- **Source**:
Re: Consuming one PCollection before consuming another with Beam

2023-02-24 Thread Kenneth Knowles
My suggestion is to try to solve the problem in terms of what you want to
compute. Instead of trying to control the operational aspects like "read
all the BQ before reading Pubsub" there is presumably some reason that the
BQ data naturally "comes first", for example if its timestamps are earlier
or if there is a join or an aggregation that must include it. Whenever you
think you want to set up an operational dependency between two things that
"happen" in a pipeline, it is often best to pivot your thinking to the data
and what you are trying to compute, and the built-in dependencies will
solve the ordering problems.

So - is there a way to describe your problem in terms of the data and what
you are trying to compute?

Kenn

On Fri, Feb 24, 2023 at 10:46 AM Reuven Lax via dev 
wrote:

> First PCollections are completely unordered, so there is no guarantee on
> what order you'll see events in the flattened PCollection.
>
> There may be ways to process the BigQuery data in a separate transform
> first, but it depends on the structure of the data. How large is the
> BigQuery table? Are you doing any windowed aggregations here?
>
> Reuven
>
> On Fri, Feb 24, 2023 at 10:40 AM Sahil Modak 
> wrote:
>
>> Yes, this is a streaming pipeline.
>>
>> Some more details about existing implementation v/s what we want to
>> achieve.
>>
>> Current implementation:
>> Reading from pub-sub:
>>
>> Pipeline input = Pipeline.create(options);
>>
>> PCollection pubsubStream = input.apply("Read From Pubsub", 
>> PubsubIO.readMessagesWithAttributesAndMessageId()
>>
>> .fromSubscription(inputSubscriptionId))
>>
>>
>> Reading from bigquery:
>>
>> PCollection bqStream = input.apply("Read from BQ", BigQueryIO
>> .readTableRows().fromQuery(bqQuery).usingStandardSql())
>>
>> .apply("JSon Transform", AsJsons.of(TableRow.class));
>>
>>
>> Merge the inputs:
>>
>> PCollection mergedInput = 
>> PCollectionList.of(pubsubStream).and(bqStream).apply("Merge Input", 
>> Flatten.pCollections());
>>
>>
>>
>> Business Logic:
>>
>> mergedInput.apply("Business Logic", ParDo.of(new BusinessLogic()))
>>
>>
>>
>> Above logic is what we use currently in our pipeline.
>>
>> We want to make sure that we read from BigQuery first & pass the bqStream 
>> through our BusinessLogic() before we start consuming pubsubStream.
>>
>> Is there a way to achieve this?
>>
>>
>> Thanks,
>>
>> Sahil
>>
>>
>> On Thu, Feb 23, 2023 at 10:21 PM Reuven Lax  wrote:
>>
>>> Can you explain this use case some more? Is this a streaming pipeline?
>>> If so, how are you reading from BigQuery?
>>>
>>> On Thu, Feb 23, 2023 at 10:06 PM Sahil Modak via dev <
>>> dev@beam.apache.org> wrote:
>>>
 Hi,

 We have a requirement wherein we are consuming input from pub/sub
 (PubSubIO) as well as BQ (BQIO)

- **Instructions to follow**: Write what comes next in the Beam mailing-list thread, picking up right after its final line. The data that comes next is separate material with no connection to the Beam mailing-list thread.

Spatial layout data
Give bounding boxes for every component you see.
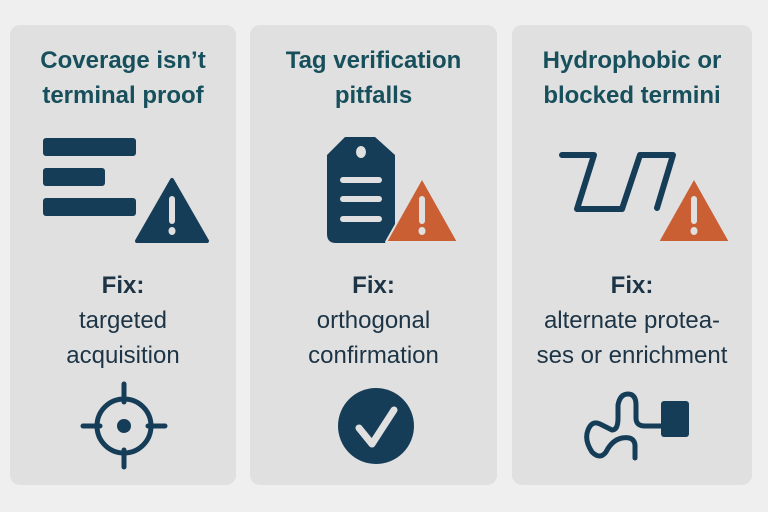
title: blocked termini — [543, 82, 721, 109]
fix text: targeted — [79, 307, 167, 334]
fix text: ses or enrichment — [537, 342, 727, 369]
fix text: orthogonal — [317, 307, 430, 334]
fix text — [66, 272, 180, 369]
title: terminal proof — [42, 82, 204, 109]
icon: tag with warning — [327, 137, 458, 243]
panel: tag — [250, 25, 497, 485]
panel: hydrophobic — [512, 25, 752, 485]
fix text: acquisition — [66, 342, 180, 369]
panel: coverage — [10, 25, 236, 485]
title: Coverage isn’t — [40, 47, 206, 74]
fix text: confirmation — [308, 342, 439, 369]
icon: zigzag with warning — [562, 155, 730, 242]
icon: bars with warning — [43, 138, 207, 241]
fix text — [308, 272, 439, 369]
title: Tag verification — [286, 47, 461, 74]
title — [40, 47, 206, 109]
fix text: alternate protea- — [544, 307, 720, 334]
title — [543, 47, 721, 109]
title — [286, 47, 461, 109]
fix text: Fix: — [611, 272, 653, 299]
fix text: Fix: — [102, 272, 144, 299]
title: pitfalls — [335, 82, 412, 109]
title: Hydrophobic or — [543, 47, 721, 74]
fix text — [537, 272, 728, 369]
icon: squiggle with block — [587, 394, 689, 458]
icon: crosshair — [83, 384, 165, 467]
icon: check circle — [338, 388, 414, 464]
fix text: Fix: — [352, 272, 395, 299]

- **Task result**:
 We want to make sure that we consume the BQ stream first before we
 start consuming the data from pub-sub. Is there a way to achieve this? Can
 you please help with some code samples?

 Currently, we read data from big query using BigQueryIO into a
 PCollection & also read data from pubsub using PubsubIO. We then use the
 flatten transform in this manner.

 PCollection pubsubKvPairs = reads from pubsub using PubsubIO
 PCollection bigqueryKvPairs = reads from bigquery using BigQueryIO

 kvPairs = 
 PCollectionList.of(pubsubKvPairs).and(bigqueryKvPairs).apply("Merge 
 Input", Flatten.pCollections());


 Thanks,
 Sahil




Re: Consuming one PCollection before consuming another with Beam

2023-02-24 Thread Reuven Lax via dev
First PCollections are completely unordered, so there is no guarantee on
what order you'll see events in the flattened PCollection.

There may be ways to process the BigQuery data in a separate transform
first, but it depends on the structure of the data. How large is the
BigQuery table? Are you doing any windowed aggregations here?

Reuven

On Fri, Feb 24, 2023 at 10:40 AM Sahil Modak 
wrote:

> Yes, this is a streaming pipeline.
>
> Some more details about existing implementation v/s what we want to
> achieve.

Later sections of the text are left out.